[Written problem]
Reproduce every record below exactly as it appears.

## Start

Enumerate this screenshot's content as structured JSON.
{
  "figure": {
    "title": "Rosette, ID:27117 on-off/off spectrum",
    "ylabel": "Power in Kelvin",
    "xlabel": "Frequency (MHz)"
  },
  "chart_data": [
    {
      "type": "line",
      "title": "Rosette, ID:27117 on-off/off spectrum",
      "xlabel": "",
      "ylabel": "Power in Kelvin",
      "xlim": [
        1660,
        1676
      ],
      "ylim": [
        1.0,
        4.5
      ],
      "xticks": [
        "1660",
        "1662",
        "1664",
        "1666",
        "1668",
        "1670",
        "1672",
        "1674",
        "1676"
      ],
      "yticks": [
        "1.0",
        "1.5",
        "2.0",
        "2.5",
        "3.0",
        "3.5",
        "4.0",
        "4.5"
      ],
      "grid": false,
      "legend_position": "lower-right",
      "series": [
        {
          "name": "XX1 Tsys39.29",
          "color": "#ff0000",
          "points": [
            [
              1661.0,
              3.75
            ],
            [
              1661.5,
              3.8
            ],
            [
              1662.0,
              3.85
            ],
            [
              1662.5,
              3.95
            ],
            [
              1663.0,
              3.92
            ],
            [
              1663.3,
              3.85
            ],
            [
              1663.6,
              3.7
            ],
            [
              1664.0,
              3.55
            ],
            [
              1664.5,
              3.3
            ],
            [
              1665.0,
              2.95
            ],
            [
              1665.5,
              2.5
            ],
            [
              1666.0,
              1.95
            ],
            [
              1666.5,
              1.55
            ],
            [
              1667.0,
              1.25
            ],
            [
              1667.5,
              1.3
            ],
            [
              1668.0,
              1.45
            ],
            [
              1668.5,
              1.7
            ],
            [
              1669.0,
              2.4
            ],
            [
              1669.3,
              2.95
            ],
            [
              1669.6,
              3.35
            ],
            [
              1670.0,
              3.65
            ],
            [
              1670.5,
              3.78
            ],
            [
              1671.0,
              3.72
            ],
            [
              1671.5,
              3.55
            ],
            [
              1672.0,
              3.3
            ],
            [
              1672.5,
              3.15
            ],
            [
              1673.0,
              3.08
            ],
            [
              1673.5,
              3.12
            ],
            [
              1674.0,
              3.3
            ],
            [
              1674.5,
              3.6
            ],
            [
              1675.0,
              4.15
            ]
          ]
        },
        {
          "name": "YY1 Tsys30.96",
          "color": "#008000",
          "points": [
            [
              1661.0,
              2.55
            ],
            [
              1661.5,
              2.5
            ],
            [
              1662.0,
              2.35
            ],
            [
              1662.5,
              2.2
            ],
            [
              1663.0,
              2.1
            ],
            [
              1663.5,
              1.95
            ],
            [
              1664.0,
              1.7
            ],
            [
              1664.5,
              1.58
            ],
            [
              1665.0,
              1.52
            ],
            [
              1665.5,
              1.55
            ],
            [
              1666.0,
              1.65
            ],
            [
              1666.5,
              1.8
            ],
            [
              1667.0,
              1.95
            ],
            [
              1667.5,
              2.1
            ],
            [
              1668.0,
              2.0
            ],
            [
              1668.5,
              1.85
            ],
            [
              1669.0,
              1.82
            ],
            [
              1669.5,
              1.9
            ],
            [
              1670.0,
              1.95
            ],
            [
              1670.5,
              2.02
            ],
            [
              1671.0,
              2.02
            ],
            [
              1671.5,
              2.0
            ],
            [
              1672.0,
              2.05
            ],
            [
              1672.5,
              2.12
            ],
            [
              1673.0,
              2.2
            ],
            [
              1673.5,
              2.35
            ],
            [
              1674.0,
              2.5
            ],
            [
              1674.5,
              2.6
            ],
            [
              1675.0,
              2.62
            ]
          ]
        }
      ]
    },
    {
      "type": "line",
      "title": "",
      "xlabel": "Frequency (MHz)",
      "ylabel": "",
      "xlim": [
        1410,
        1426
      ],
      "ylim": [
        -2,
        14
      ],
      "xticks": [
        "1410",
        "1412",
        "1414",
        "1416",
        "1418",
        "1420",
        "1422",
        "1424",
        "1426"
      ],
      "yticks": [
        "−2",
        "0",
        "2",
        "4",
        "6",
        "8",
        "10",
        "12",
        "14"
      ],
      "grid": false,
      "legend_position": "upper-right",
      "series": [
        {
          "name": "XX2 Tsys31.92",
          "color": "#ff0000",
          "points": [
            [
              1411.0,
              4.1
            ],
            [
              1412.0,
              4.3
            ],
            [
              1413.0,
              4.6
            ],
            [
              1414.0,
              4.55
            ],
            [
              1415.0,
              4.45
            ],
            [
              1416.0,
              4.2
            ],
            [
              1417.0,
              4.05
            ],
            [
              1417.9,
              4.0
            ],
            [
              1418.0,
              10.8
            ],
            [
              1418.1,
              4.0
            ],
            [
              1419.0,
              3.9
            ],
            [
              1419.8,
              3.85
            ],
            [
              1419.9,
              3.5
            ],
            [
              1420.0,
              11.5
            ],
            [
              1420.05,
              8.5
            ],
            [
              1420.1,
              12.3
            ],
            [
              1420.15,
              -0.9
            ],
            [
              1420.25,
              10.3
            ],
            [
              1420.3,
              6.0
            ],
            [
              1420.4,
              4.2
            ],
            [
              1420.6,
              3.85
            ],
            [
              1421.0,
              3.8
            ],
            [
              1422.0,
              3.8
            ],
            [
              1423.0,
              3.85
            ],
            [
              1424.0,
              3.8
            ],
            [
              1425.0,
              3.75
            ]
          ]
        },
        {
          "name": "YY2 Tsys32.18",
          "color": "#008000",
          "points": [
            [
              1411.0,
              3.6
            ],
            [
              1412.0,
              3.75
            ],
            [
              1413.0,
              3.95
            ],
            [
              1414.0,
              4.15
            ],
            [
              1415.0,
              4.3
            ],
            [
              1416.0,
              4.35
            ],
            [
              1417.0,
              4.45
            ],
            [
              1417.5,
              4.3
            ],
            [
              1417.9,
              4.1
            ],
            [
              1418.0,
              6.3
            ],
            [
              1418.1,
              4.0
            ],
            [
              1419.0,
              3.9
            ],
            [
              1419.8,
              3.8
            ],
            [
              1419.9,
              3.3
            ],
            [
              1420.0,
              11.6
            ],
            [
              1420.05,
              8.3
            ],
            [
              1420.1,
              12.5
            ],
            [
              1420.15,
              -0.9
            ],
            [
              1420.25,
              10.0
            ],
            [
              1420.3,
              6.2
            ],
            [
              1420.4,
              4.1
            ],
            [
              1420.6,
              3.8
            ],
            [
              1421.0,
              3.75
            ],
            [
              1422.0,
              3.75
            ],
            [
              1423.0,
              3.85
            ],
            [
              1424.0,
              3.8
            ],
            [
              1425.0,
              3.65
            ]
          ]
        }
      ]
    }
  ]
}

## End

[Response]
Enumerate this screenshot's content as structured JSON.
{
  "figure": {
    "title": "Rosette, ID:27117 on-off/off spectrum",
    "ylabel": "Power in Kelvin",
    "xlabel": "Frequency (MHz)"
  },
  "chart_data": [
    {
      "type": "line",
      "title": "Rosette, ID:27117 on-off/off spectrum",
      "xlabel": "",
      "ylabel": "Power in Kelvin",
      "xlim": [
        1660,
        1676
      ],
      "ylim": [
        1.0,
        4.5
      ],
      "xticks": [
        "1660",
        "1662",
        "1664",
        "1666",
        "1668",
        "1670",
        "1672",
        "1674",
        "1676"
      ],
      "yticks": [
        "1.0",
        "1.5",
        "2.0",
        "2.5",
        "3.0",
        "3.5",
        "4.0",
        "4.5"
      ],
      "grid": false,
      "legend_position": "lower-right",
      "series": [
        {
          "name": "XX1 Tsys39.29",
          "color": "#ff0000",
          "points": [
            [
              1661.0,
              3.75
            ],
            [
              1661.5,
              3.8
            ],
            [
              1662.0,
              3.85
            ],
            [
              1662.5,
              3.95
            ],
            [
              1663.0,
              3.92
            ],
            [
              1663.3,
              3.85
            ],
            [
              1663.6,
              3.7
            ],
            [
              1664.0,
              3.55
            ],
            [
              1664.5,
              3.3
            ],
            [
              1665.0,
              2.95
            ],
            [
              1665.5,
              2.5
            ],
            [
              1666.0,
              1.95
            ],
            [
              1666.5,
              1.55
            ],
            [
              1667.0,
              1.25
            ],
            [
              1667.5,
              1.3
            ],
            [
              1668.0,
              1.45
            ],
            [
              1668.5,
              1.7
            ],
            [
              1669.0,
              2.4
            ],
            [
              1669.3,
              2.95
            ],
            [
              1669.6,
              3.35
            ],
            [
              1670.0,
              3.65
            ],
            [
              1670.5,
              3.78
            ],
            [
              1671.0,
              3.72
            ],
            [
              1671.5,
              3.55
            ],
            [
              1672.0,
              3.3
            ],
            [
              1672.5,
              3.15
            ],
            [
              1673.0,
              3.08
            ],
            [
              1673.5,
              3.12
            ],
            [
              1674.0,
              3.3
            ],
            [
              1674.5,
              3.6
            ],
            [
              1675.0,
              4.15
            ]
          ]
        },
        {
          "name": "YY1 Tsys30.96",
          "color": "#008000",
          "points": [
            [
              1661.0,
              2.55
            ],
            [
              1661.5,
              2.5
            ],
            [
              1662.0,
              2.35
            ],
            [
              1662.5,
              2.2
            ],
            [
              1663.0,
              2.1
            ],
            [
              1663.5,
              1.95
            ],
            [
              1664.0,
              1.7
            ],
            [
              1664.5,
              1.58
            ],
            [
              1665.0,
              1.52
            ],
            [
              1665.5,
              1.55
            ],
            [
              1666.0,
              1.65
            ],
            [
              1666.5,
              1.8
            ],
            [
              1667.0,
              1.95
            ],
            [
              1667.5,
              2.1
            ],
            [
              1668.0,
              2.0
            ],
            [
              1668.5,
              1.85
            ],
            [
              1669.0,
              1.82
            ],
            [
              1669.5,
              1.9
            ],
            [
              1670.0,
              1.95
            ],
            [
              1670.5,
              2.02
            ],
            [
              1671.0,
              2.02
            ],
            [
              1671.5,
              2.0
            ],
            [
              1672.0,
              2.05
            ],
            [
              1672.5,
              2.12
            ],
            [
              1673.0,
              2.2
            ],
            [
              1673.5,
              2.35
            ],
            [
              1674.0,
              2.5
            ],
            [
              1674.5,
              2.6
            ],
            [
              1675.0,
              2.62
            ]
          ]
        }
      ]
    },
    {
      "type": "line",
      "title": "",
      "xlabel": "Frequency (MHz)",
      "ylabel": "",
      "xlim": [
        1410,
        1426
      ],
      "ylim": [
        -2,
        14
      ],
      "xticks": [
        "1410",
        "1412",
        "1414",
        "1416",
        "1418",
        "1420",
        "1422",
        "1424",
        "1426"
      ],
      "yticks": [
        "−2",
        "0",
        "2",
        "4",
        "6",
        "8",
        "10",
        "12",
        "14"
      ],
      "grid": false,
      "legend_position": "upper-right",
      "series": [
        {
          "name": "XX2 Tsys31.92",
          "color": "#ff0000",
          "points": [
            [
              1411.0,
              4.1
            ],
            [
              1412.0,
              4.3
            ],
            [
              1413.0,
              4.6
            ],
            [
              1414.0,
              4.55
            ],
            [
              1415.0,
              4.45
            ],
            [
              1416.0,
              4.2
            ],
            [
              1417.0,
              4.05
            ],
            [
              1417.9,
              4.0
            ],
            [
              1418.0,
              10.8
            ],
            [
              1418.1,
              4.0
            ],
            [
              1419.0,
              3.9
            ],
            [
              1419.8,
              3.85
            ],
            [
              1419.9,
              3.5
            ],
            [
              1420.0,
              11.5
            ],
            [
              1420.05,
              8.5
            ],
            [
              1420.1,
              12.3
            ],
            [
              1420.15,
              -0.9
            ],
            [
              1420.25,
              10.3
            ],
            [
              1420.3,
              6.0
            ],
            [
              1420.4,
              4.2
            ],
            [
              1420.6,
              3.85
            ],
            [
              1421.0,
              3.8
            ],
            [
              1422.0,
              3.8
            ],
            [
              1423.0,
              3.85
            ],
            [
              1424.0,
              3.8
            ],
            [
              1425.0,
              3.75
            ]
          ]
        },
        {
          "name": "YY2 Tsys32.18",
          "color": "#008000",
          "points": [
            [
              1411.0,
              3.6
            ],
            [
              1412.0,
              3.75
            ],
            [
              1413.0,
              3.95
            ],
            [
              1414.0,
              4.15
            ],
            [
              1415.0,
              4.3
            ],
            [
              1416.0,
              4.35
            ],
            [
              1417.0,
              4.45
            ],
            [
              1417.5,
              4.3
            ],
            [
              1417.9,
              4.1
            ],
            [
              1418.0,
              6.3
            ],
            [
              1418.1,
              4.0
            ],
            [
              1419.0,
              3.9
            ],
            [
              1419.8,
              3.8
            ],
            [
              1419.9,
              3.3
            ],
            [
              1420.0,
              11.6
            ],
            [
              1420.05,
              8.3
            ],
            [
              1420.1,
              12.5
            ],
            [
              1420.15,
              -0.9
            ],
            [
              1420.25,
              10.0
            ],
            [
              1420.3,
              6.2
            ],
            [
              1420.4,
              4.1
            ],
            [
              1420.6,
              3.8
            ],
            [
              1421.0,
              3.75
            ],
            [
              1422.0,
              3.75
            ],
            [
              1423.0,
              3.85
            ],
            [
              1424.0,
              3.8
            ],
            [
              1425.0,
              3.65
            ]
          ]
        }
      ]
    }
  ]
}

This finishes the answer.